Below is a block of records. Copy every line in it that contains the word "vendor".
###
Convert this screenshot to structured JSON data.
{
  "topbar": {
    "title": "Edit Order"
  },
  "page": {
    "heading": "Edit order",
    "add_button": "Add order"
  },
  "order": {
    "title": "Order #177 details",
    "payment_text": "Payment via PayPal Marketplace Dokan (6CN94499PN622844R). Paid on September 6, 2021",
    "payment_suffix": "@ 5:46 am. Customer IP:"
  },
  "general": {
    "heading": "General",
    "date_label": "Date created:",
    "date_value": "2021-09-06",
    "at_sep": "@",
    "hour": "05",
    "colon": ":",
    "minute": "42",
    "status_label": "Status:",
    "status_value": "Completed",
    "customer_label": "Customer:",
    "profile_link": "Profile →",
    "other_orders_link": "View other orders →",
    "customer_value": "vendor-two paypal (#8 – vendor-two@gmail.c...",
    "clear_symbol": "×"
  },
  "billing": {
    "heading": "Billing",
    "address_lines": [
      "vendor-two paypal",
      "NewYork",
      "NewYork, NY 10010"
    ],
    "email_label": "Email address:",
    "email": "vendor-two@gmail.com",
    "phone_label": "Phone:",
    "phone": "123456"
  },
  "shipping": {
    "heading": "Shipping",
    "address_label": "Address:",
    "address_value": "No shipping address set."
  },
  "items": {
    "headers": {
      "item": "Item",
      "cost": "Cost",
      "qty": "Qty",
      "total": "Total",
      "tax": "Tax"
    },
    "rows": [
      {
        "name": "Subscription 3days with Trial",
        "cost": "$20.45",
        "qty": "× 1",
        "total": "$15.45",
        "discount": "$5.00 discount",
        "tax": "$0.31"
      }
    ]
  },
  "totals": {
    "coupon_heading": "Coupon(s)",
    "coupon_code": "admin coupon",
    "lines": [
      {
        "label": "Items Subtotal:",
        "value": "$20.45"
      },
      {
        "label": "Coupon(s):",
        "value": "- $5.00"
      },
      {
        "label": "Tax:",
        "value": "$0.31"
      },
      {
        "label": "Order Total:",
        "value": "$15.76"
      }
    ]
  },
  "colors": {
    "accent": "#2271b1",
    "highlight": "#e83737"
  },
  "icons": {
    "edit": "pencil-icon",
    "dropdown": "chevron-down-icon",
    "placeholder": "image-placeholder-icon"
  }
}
###
● **Result of this task**:
    "customer_value": "vendor-two paypal (#8 – vendor-two@gmail.c...",
      "vendor-two paypal",
    "email": "vendor-two@gmail.com",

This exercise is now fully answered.